:: Material shown
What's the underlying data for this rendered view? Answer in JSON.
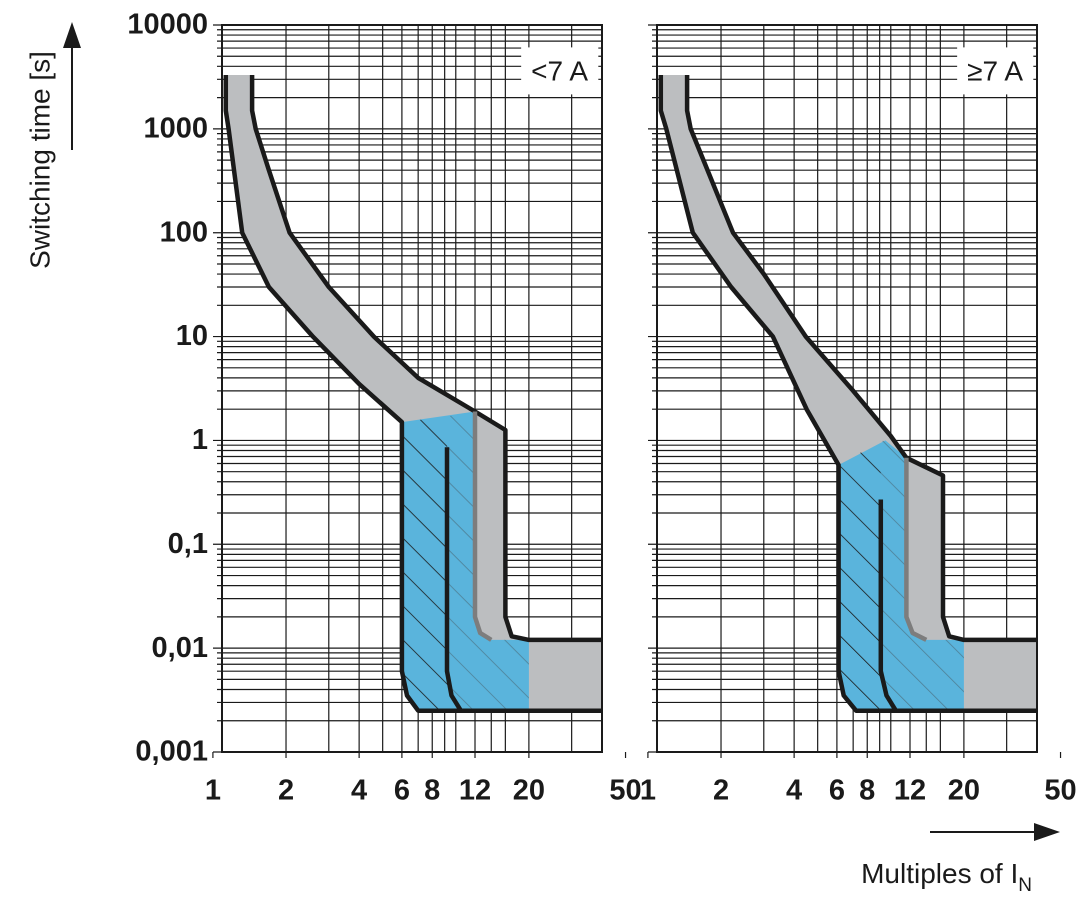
{
  "chart_data": [
    {
      "type": "band",
      "title": "<7 A",
      "y_label": "Switching time [s]",
      "log_x": true,
      "log_y": true,
      "xlim": [
        1.09,
        40
      ],
      "ylim": [
        0.001,
        10000
      ],
      "xticks": [
        1,
        2,
        4,
        6,
        8,
        12,
        20,
        50
      ],
      "yticks": [
        {
          "value": 0.001,
          "label": "0,001"
        },
        {
          "value": 0.01,
          "label": "0,01"
        },
        {
          "value": 0.1,
          "label": "0,1"
        },
        1,
        10,
        100,
        1000,
        10000
      ],
      "ytick_labels": true,
      "xgrid": [
        2,
        3,
        4,
        5,
        6,
        7,
        8,
        9,
        10,
        12,
        14,
        16,
        20,
        30,
        40
      ],
      "y_minor_multiples": [
        2,
        3,
        4,
        5,
        6,
        7,
        8,
        9
      ],
      "fills": [
        {
          "color": "#bcbec0",
          "x": [
            1.13,
            1.13,
            1.16,
            1.32,
            1.7,
            2.58,
            4,
            6,
            6,
            6.3,
            7,
            40,
            40,
            20,
            17,
            16,
            16,
            12,
            7,
            4.6,
            3,
            2.07,
            1.7,
            1.5,
            1.45,
            1.45
          ],
          "values": [
            3300,
            1500,
            1000,
            100,
            30,
            10,
            3.5,
            1.5,
            0.006,
            0.0035,
            0.0025,
            0.0025,
            0.012,
            0.012,
            0.013,
            0.02,
            1.26,
            1.9,
            4,
            10,
            30,
            100,
            400,
            1000,
            1500,
            3300
          ]
        },
        {
          "color": "#5ab4dc",
          "x": [
            6,
            12,
            12,
            12.6,
            14,
            20,
            20,
            7,
            6.3,
            6
          ],
          "values": [
            1.5,
            1.9,
            0.02,
            0.014,
            0.012,
            0.012,
            0.0025,
            0.0025,
            0.0035,
            0.006
          ]
        },
        {
          "hatch": "#1a1a1a",
          "x": [
            6,
            9.2,
            9.2,
            9.6,
            10.5,
            7,
            6.3,
            6
          ],
          "values": [
            1.5,
            1.7,
            0.006,
            0.0035,
            0.0025,
            0.0025,
            0.0035,
            0.006
          ]
        },
        {
          "hatch": "#4f7f95",
          "x": [
            9.2,
            12,
            12,
            12.6,
            14,
            20,
            20,
            10.5,
            9.6,
            9.2
          ],
          "values": [
            1.7,
            1.9,
            0.02,
            0.014,
            0.012,
            0.012,
            0.0025,
            0.0025,
            0.0035,
            0.006
          ]
        }
      ],
      "lines": [
        {
          "color": "#1a1a1a",
          "x": [
            1.13,
            1.13,
            1.16,
            1.32,
            1.7,
            2.58,
            4,
            6,
            6,
            6.3,
            7,
            40
          ],
          "values": [
            3300,
            1500,
            1000,
            100,
            30,
            10,
            3.5,
            1.5,
            0.006,
            0.0035,
            0.0025,
            0.0025
          ]
        },
        {
          "color": "#1a1a1a",
          "x": [
            1.45,
            1.45,
            1.5,
            1.7,
            2.07,
            3,
            4.6,
            7,
            12,
            16,
            16,
            17,
            20,
            40
          ],
          "values": [
            3300,
            1500,
            1000,
            400,
            100,
            30,
            10,
            4,
            1.9,
            1.26,
            0.02,
            0.013,
            0.012,
            0.012
          ]
        },
        {
          "color": "#1a1a1a",
          "x": [
            9.2,
            9.2,
            9.6,
            10.5
          ],
          "values": [
            0.86,
            0.006,
            0.0035,
            0.0025
          ]
        },
        {
          "color": "#7d7d7d",
          "x": [
            12,
            12,
            12.6,
            14
          ],
          "values": [
            1.9,
            0.02,
            0.014,
            0.012
          ]
        }
      ]
    },
    {
      "type": "band",
      "title": "≥7 A",
      "x_label": "Multiples of I",
      "x_label_subscript": "N",
      "log_x": true,
      "log_y": true,
      "xlim": [
        1.09,
        40
      ],
      "ylim": [
        0.001,
        10000
      ],
      "xticks": [
        1,
        2,
        4,
        6,
        8,
        12,
        20,
        50
      ],
      "yticks": [
        0.001,
        0.01,
        0.1,
        1,
        10,
        100,
        1000,
        10000
      ],
      "ytick_labels": false,
      "xgrid": [
        2,
        3,
        4,
        5,
        6,
        7,
        8,
        9,
        10,
        12,
        14,
        16,
        20,
        30,
        40
      ],
      "y_minor_multiples": [
        2,
        3,
        4,
        5,
        6,
        7,
        8,
        9
      ],
      "fills": [
        {
          "color": "#bcbec0",
          "x": [
            1.13,
            1.13,
            1.19,
            1.53,
            2.2,
            3.27,
            4.5,
            6.1,
            6.1,
            6.4,
            7.2,
            40,
            40,
            20,
            17.4,
            16.4,
            16.4,
            11.6,
            10,
            7,
            4.47,
            3,
            2.24,
            1.5,
            1.45,
            1.45
          ],
          "values": [
            3300,
            1500,
            1000,
            100,
            30,
            10,
            2,
            0.58,
            0.006,
            0.0035,
            0.0025,
            0.0025,
            0.012,
            0.012,
            0.013,
            0.02,
            0.46,
            0.68,
            1.1,
            3,
            10,
            40,
            100,
            1000,
            1500,
            3300
          ]
        },
        {
          "color": "#5ab4dc",
          "x": [
            6.1,
            9.5,
            11.6,
            11.6,
            12.3,
            14,
            20,
            20,
            7.2,
            6.4,
            6.1
          ],
          "values": [
            0.58,
            1.0,
            0.68,
            0.02,
            0.014,
            0.012,
            0.012,
            0.0025,
            0.0025,
            0.0035,
            0.006
          ]
        },
        {
          "hatch": "#1a1a1a",
          "x": [
            6.1,
            9.1,
            9.1,
            9.6,
            10.5,
            7.2,
            6.4,
            6.1
          ],
          "values": [
            0.58,
            0.98,
            0.006,
            0.0035,
            0.0025,
            0.0025,
            0.0035,
            0.006
          ]
        },
        {
          "hatch": "#4f7f95",
          "x": [
            9.1,
            9.5,
            11.6,
            11.6,
            12.3,
            14,
            20,
            20,
            10.5,
            9.6,
            9.1
          ],
          "values": [
            0.98,
            1.0,
            0.68,
            0.02,
            0.014,
            0.012,
            0.012,
            0.0025,
            0.0025,
            0.0035,
            0.006
          ]
        }
      ],
      "lines": [
        {
          "color": "#1a1a1a",
          "x": [
            1.13,
            1.13,
            1.19,
            1.53,
            2.2,
            3.27,
            4.5,
            6.1,
            6.1,
            6.4,
            7.2,
            40
          ],
          "values": [
            3300,
            1500,
            1000,
            100,
            30,
            10,
            2,
            0.58,
            0.006,
            0.0035,
            0.0025,
            0.0025
          ]
        },
        {
          "color": "#1a1a1a",
          "x": [
            1.45,
            1.45,
            1.5,
            2.24,
            3,
            4.47,
            7,
            10,
            11.6,
            16.4,
            16.4,
            17.4,
            20,
            40
          ],
          "values": [
            3300,
            1500,
            1000,
            100,
            40,
            10,
            3,
            1.1,
            0.68,
            0.46,
            0.02,
            0.013,
            0.012,
            0.012
          ]
        },
        {
          "color": "#1a1a1a",
          "x": [
            9.1,
            9.1,
            9.6,
            10.5
          ],
          "values": [
            0.27,
            0.006,
            0.0035,
            0.0025
          ]
        },
        {
          "color": "#7d7d7d",
          "x": [
            11.6,
            11.6,
            12.3,
            14
          ],
          "values": [
            0.68,
            0.02,
            0.014,
            0.012
          ]
        }
      ]
    }
  ]
}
::::
Job: Write out each entry exactly as given, omitting any picture.

Correct response:
What's the underlying data for this rendered view? Answer in JSON.
{
  "chart_data": [
    {
      "type": "band",
      "title": "<7 A",
      "y_label": "Switching time [s]",
      "log_x": true,
      "log_y": true,
      "xlim": [
        1.09,
        40
      ],
      "ylim": [
        0.001,
        10000
      ],
      "xticks": [
        1,
        2,
        4,
        6,
        8,
        12,
        20,
        50
      ],
      "yticks": [
        {
          "value": 0.001,
          "label": "0,001"
        },
        {
          "value": 0.01,
          "label": "0,01"
        },
        {
          "value": 0.1,
          "label": "0,1"
        },
        1,
        10,
        100,
        1000,
        10000
      ],
      "ytick_labels": true,
      "xgrid": [
        2,
        3,
        4,
        5,
        6,
        7,
        8,
        9,
        10,
        12,
        14,
        16,
        20,
        30,
        40
      ],
      "y_minor_multiples": [
        2,
        3,
        4,
        5,
        6,
        7,
        8,
        9
      ],
      "fills": [
        {
          "color": "#bcbec0",
          "x": [
            1.13,
            1.13,
            1.16,
            1.32,
            1.7,
            2.58,
            4,
            6,
            6,
            6.3,
            7,
            40,
            40,
            20,
            17,
            16,
            16,
            12,
            7,
            4.6,
            3,
            2.07,
            1.7,
            1.5,
            1.45,
            1.45
          ],
          "values": [
            3300,
            1500,
            1000,
            100,
            30,
            10,
            3.5,
            1.5,
            0.006,
            0.0035,
            0.0025,
            0.0025,
            0.012,
            0.012,
            0.013,
            0.02,
            1.26,
            1.9,
            4,
            10,
            30,
            100,
            400,
            1000,
            1500,
            3300
          ]
        },
        {
          "color": "#5ab4dc",
          "x": [
            6,
            12,
            12,
            12.6,
            14,
            20,
            20,
            7,
            6.3,
            6
          ],
          "values": [
            1.5,
            1.9,
            0.02,
            0.014,
            0.012,
            0.012,
            0.0025,
            0.0025,
            0.0035,
            0.006
          ]
        },
        {
          "hatch": "#1a1a1a",
          "x": [
            6,
            9.2,
            9.2,
            9.6,
            10.5,
            7,
            6.3,
            6
          ],
          "values": [
            1.5,
            1.7,
            0.006,
            0.0035,
            0.0025,
            0.0025,
            0.0035,
            0.006
          ]
        },
        {
          "hatch": "#4f7f95",
          "x": [
            9.2,
            12,
            12,
            12.6,
            14,
            20,
            20,
            10.5,
            9.6,
            9.2
          ],
          "values": [
            1.7,
            1.9,
            0.02,
            0.014,
            0.012,
            0.012,
            0.0025,
            0.0025,
            0.0035,
            0.006
          ]
        }
      ],
      "lines": [
        {
          "color": "#1a1a1a",
          "x": [
            1.13,
            1.13,
            1.16,
            1.32,
            1.7,
            2.58,
            4,
            6,
            6,
            6.3,
            7,
            40
          ],
          "values": [
            3300,
            1500,
            1000,
            100,
            30,
            10,
            3.5,
            1.5,
            0.006,
            0.0035,
            0.0025,
            0.0025
          ]
        },
        {
          "color": "#1a1a1a",
          "x": [
            1.45,
            1.45,
            1.5,
            1.7,
            2.07,
            3,
            4.6,
            7,
            12,
            16,
            16,
            17,
            20,
            40
          ],
          "values": [
            3300,
            1500,
            1000,
            400,
            100,
            30,
            10,
            4,
            1.9,
            1.26,
            0.02,
            0.013,
            0.012,
            0.012
          ]
        },
        {
          "color": "#1a1a1a",
          "x": [
            9.2,
            9.2,
            9.6,
            10.5
          ],
          "values": [
            0.86,
            0.006,
            0.0035,
            0.0025
          ]
        },
        {
          "color": "#7d7d7d",
          "x": [
            12,
            12,
            12.6,
            14
          ],
          "values": [
            1.9,
            0.02,
            0.014,
            0.012
          ]
        }
      ]
    },
    {
      "type": "band",
      "title": "≥7 A",
      "x_label": "Multiples of I",
      "x_label_subscript": "N",
      "log_x": true,
      "log_y": true,
      "xlim": [
        1.09,
        40
      ],
      "ylim": [
        0.001,
        10000
      ],
      "xticks": [
        1,
        2,
        4,
        6,
        8,
        12,
        20,
        50
      ],
      "yticks": [
        0.001,
        0.01,
        0.1,
        1,
        10,
        100,
        1000,
        10000
      ],
      "ytick_labels": false,
      "xgrid": [
        2,
        3,
        4,
        5,
        6,
        7,
        8,
        9,
        10,
        12,
        14,
        16,
        20,
        30,
        40
      ],
      "y_minor_multiples": [
        2,
        3,
        4,
        5,
        6,
        7,
        8,
        9
      ],
      "fills": [
        {
          "color": "#bcbec0",
          "x": [
            1.13,
            1.13,
            1.19,
            1.53,
            2.2,
            3.27,
            4.5,
            6.1,
            6.1,
            6.4,
            7.2,
            40,
            40,
            20,
            17.4,
            16.4,
            16.4,
            11.6,
            10,
            7,
            4.47,
            3,
            2.24,
            1.5,
            1.45,
            1.45
          ],
          "values": [
            3300,
            1500,
            1000,
            100,
            30,
            10,
            2,
            0.58,
            0.006,
            0.0035,
            0.0025,
            0.0025,
            0.012,
            0.012,
            0.013,
            0.02,
            0.46,
            0.68,
            1.1,
            3,
            10,
            40,
            100,
            1000,
            1500,
            3300
          ]
        },
        {
          "color": "#5ab4dc",
          "x": [
            6.1,
            9.5,
            11.6,
            11.6,
            12.3,
            14,
            20,
            20,
            7.2,
            6.4,
            6.1
          ],
          "values": [
            0.58,
            1.0,
            0.68,
            0.02,
            0.014,
            0.012,
            0.012,
            0.0025,
            0.0025,
            0.0035,
            0.006
          ]
        },
        {
          "hatch": "#1a1a1a",
          "x": [
            6.1,
            9.1,
            9.1,
            9.6,
            10.5,
            7.2,
            6.4,
            6.1
          ],
          "values": [
            0.58,
            0.98,
            0.006,
            0.0035,
            0.0025,
            0.0025,
            0.0035,
            0.006
          ]
        },
        {
          "hatch": "#4f7f95",
          "x": [
            9.1,
            9.5,
            11.6,
            11.6,
            12.3,
            14,
            20,
            20,
            10.5,
            9.6,
            9.1
          ],
          "values": [
            0.98,
            1.0,
            0.68,
            0.02,
            0.014,
            0.012,
            0.012,
            0.0025,
            0.0025,
            0.0035,
            0.006
          ]
        }
      ],
      "lines": [
        {
          "color": "#1a1a1a",
          "x": [
            1.13,
            1.13,
            1.19,
            1.53,
            2.2,
            3.27,
            4.5,
            6.1,
            6.1,
            6.4,
            7.2,
            40
          ],
          "values": [
            3300,
            1500,
            1000,
            100,
            30,
            10,
            2,
            0.58,
            0.006,
            0.0035,
            0.0025,
            0.0025
          ]
        },
        {
          "color": "#1a1a1a",
          "x": [
            1.45,
            1.45,
            1.5,
            2.24,
            3,
            4.47,
            7,
            10,
            11.6,
            16.4,
            16.4,
            17.4,
            20,
            40
          ],
          "values": [
            3300,
            1500,
            1000,
            100,
            40,
            10,
            3,
            1.1,
            0.68,
            0.46,
            0.02,
            0.013,
            0.012,
            0.012
          ]
        },
        {
          "color": "#1a1a1a",
          "x": [
            9.1,
            9.1,
            9.6,
            10.5
          ],
          "values": [
            0.27,
            0.006,
            0.0035,
            0.0025
          ]
        },
        {
          "color": "#7d7d7d",
          "x": [
            11.6,
            11.6,
            12.3,
            14
          ],
          "values": [
            0.68,
            0.02,
            0.014,
            0.012
          ]
        }
      ]
    }
  ]
}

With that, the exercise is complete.